▶ Your objective:
Copy each line where the word "icon" occurs.

▶ Material provided:

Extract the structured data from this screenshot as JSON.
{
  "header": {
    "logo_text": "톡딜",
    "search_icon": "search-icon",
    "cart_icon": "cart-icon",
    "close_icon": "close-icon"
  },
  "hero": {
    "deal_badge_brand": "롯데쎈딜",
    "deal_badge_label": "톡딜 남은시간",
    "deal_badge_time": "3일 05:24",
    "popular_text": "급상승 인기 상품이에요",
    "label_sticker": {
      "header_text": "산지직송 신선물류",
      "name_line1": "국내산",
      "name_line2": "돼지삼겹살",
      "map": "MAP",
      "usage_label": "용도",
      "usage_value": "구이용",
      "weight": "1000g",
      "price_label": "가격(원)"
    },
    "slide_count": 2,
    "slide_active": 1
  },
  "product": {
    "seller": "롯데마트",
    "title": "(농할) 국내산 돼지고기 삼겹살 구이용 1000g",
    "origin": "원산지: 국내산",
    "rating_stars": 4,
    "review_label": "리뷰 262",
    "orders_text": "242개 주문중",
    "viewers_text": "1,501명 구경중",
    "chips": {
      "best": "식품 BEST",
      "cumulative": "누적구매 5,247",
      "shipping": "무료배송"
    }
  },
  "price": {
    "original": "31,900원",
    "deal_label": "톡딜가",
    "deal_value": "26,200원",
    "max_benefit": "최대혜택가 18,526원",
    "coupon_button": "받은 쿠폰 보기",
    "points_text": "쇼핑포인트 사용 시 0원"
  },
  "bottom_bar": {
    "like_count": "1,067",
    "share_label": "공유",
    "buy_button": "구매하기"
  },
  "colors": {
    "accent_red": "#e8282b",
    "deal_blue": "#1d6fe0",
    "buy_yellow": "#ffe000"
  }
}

▶ Answer to this task:
    "search_icon": "search-icon",
    "cart_icon": "cart-icon",
    "close_icon": "close-icon"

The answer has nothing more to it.